SOURCE DATA:
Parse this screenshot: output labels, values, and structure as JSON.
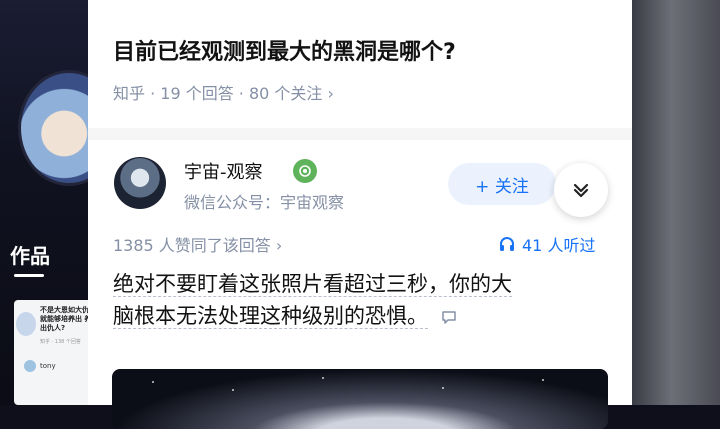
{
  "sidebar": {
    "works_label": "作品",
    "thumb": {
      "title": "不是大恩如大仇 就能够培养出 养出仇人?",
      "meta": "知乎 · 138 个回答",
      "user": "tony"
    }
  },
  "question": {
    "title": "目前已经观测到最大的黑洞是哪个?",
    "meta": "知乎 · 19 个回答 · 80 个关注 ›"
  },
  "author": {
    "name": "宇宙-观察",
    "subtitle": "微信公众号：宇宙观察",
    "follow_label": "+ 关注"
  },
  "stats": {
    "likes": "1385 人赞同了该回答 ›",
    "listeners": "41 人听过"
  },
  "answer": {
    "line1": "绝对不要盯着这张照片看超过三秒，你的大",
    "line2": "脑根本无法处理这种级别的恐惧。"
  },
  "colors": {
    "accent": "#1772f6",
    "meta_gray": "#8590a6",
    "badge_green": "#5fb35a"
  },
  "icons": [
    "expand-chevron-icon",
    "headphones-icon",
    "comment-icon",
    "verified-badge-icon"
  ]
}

---

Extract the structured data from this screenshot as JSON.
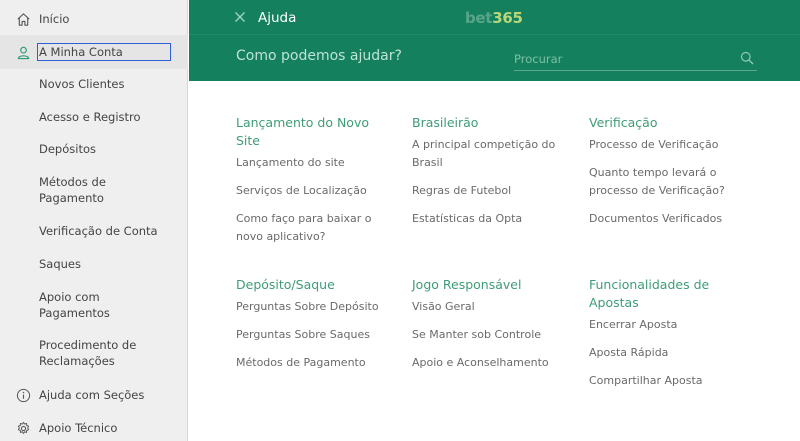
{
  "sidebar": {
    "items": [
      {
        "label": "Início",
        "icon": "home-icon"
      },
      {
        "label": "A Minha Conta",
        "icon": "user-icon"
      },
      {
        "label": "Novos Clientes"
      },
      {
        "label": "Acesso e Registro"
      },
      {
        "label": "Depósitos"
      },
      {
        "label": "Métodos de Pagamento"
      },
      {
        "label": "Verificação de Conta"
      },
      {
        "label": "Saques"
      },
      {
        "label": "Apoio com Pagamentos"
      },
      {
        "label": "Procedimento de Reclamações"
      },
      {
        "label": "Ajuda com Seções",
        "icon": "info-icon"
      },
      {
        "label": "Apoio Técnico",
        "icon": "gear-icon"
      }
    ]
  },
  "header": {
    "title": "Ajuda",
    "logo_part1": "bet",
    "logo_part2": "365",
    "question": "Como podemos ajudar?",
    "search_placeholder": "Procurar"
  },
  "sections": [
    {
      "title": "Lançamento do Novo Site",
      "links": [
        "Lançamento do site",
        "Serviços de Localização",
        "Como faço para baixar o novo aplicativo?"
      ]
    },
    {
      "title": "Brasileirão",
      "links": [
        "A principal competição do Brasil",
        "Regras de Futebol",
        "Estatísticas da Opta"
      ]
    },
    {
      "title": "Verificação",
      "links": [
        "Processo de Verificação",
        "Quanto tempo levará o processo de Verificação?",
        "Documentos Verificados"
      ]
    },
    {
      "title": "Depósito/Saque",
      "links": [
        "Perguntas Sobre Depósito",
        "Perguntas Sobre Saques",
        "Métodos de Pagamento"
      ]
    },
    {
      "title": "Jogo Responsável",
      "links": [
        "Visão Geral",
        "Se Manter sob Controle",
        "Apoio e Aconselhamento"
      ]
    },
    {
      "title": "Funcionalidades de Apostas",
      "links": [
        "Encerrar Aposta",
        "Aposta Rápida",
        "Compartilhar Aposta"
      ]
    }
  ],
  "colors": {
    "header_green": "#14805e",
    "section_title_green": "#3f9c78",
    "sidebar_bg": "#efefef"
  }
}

--

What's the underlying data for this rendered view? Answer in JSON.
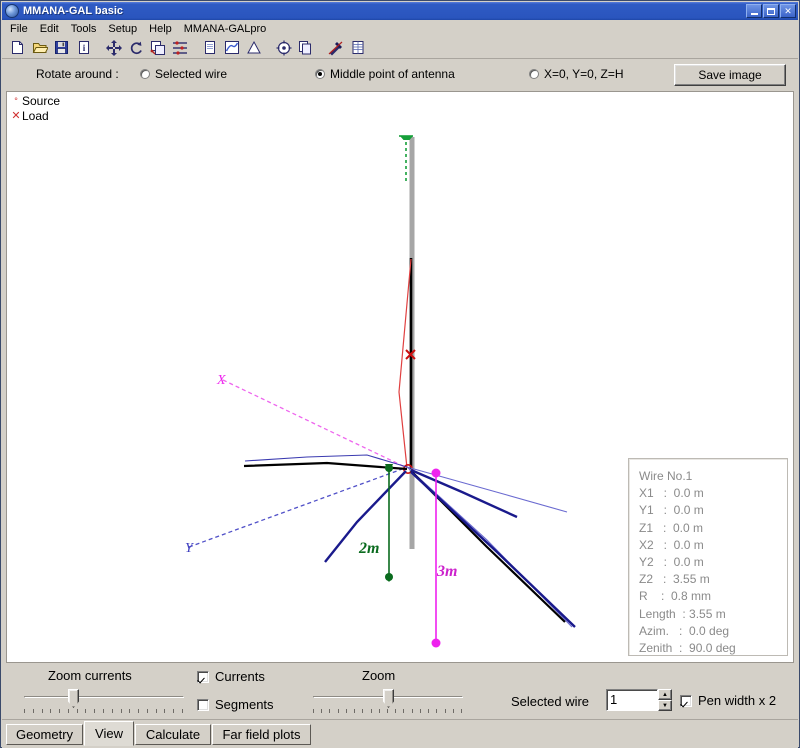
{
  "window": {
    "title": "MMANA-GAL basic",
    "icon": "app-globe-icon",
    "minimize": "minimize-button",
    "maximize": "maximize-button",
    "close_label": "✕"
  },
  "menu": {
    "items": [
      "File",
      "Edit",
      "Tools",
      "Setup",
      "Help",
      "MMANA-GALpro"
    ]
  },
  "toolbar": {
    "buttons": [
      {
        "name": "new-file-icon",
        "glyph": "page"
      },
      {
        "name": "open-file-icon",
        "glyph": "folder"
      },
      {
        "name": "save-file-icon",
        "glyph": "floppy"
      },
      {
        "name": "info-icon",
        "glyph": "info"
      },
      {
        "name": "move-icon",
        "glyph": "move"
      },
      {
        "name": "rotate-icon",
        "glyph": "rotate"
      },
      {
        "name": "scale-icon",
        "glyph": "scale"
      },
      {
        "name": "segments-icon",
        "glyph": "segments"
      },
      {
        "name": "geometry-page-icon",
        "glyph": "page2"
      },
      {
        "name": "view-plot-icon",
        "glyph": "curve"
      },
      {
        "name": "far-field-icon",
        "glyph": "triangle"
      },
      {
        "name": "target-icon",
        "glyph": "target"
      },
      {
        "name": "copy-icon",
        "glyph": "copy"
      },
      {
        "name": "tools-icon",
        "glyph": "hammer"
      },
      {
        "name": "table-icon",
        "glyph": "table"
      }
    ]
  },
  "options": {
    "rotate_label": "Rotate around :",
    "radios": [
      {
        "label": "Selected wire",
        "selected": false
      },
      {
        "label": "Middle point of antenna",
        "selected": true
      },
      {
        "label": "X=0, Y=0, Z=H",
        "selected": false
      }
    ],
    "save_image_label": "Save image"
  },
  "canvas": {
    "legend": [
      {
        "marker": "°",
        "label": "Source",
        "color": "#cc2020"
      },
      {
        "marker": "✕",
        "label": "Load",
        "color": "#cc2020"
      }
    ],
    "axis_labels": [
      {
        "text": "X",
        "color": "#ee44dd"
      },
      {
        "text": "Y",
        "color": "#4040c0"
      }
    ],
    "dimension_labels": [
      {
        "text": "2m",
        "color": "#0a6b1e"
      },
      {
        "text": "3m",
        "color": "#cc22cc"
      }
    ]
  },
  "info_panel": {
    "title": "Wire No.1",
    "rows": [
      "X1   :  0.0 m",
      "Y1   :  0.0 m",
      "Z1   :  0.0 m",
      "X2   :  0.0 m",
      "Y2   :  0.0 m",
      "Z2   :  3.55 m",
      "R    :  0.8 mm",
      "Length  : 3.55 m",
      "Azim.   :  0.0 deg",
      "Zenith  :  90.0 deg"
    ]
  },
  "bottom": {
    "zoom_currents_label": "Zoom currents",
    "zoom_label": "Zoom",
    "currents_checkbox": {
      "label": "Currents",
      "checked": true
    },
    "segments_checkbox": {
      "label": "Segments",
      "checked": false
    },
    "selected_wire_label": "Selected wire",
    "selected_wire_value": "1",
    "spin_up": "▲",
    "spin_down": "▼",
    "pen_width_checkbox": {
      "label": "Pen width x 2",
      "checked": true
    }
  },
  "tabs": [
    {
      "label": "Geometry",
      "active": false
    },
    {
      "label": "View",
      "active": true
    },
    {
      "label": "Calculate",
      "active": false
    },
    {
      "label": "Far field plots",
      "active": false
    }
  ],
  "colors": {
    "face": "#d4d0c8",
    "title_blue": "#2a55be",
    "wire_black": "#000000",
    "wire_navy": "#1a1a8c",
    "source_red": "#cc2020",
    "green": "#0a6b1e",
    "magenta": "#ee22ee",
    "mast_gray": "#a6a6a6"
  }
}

EXERCISE BRIEF: Gather each line in these records that contains the string "Como".

OUTPUT FOR THIS TASK:
    "question": "Como podemos ajudar?",
        "Como faço para baixar o novo aplicativo?"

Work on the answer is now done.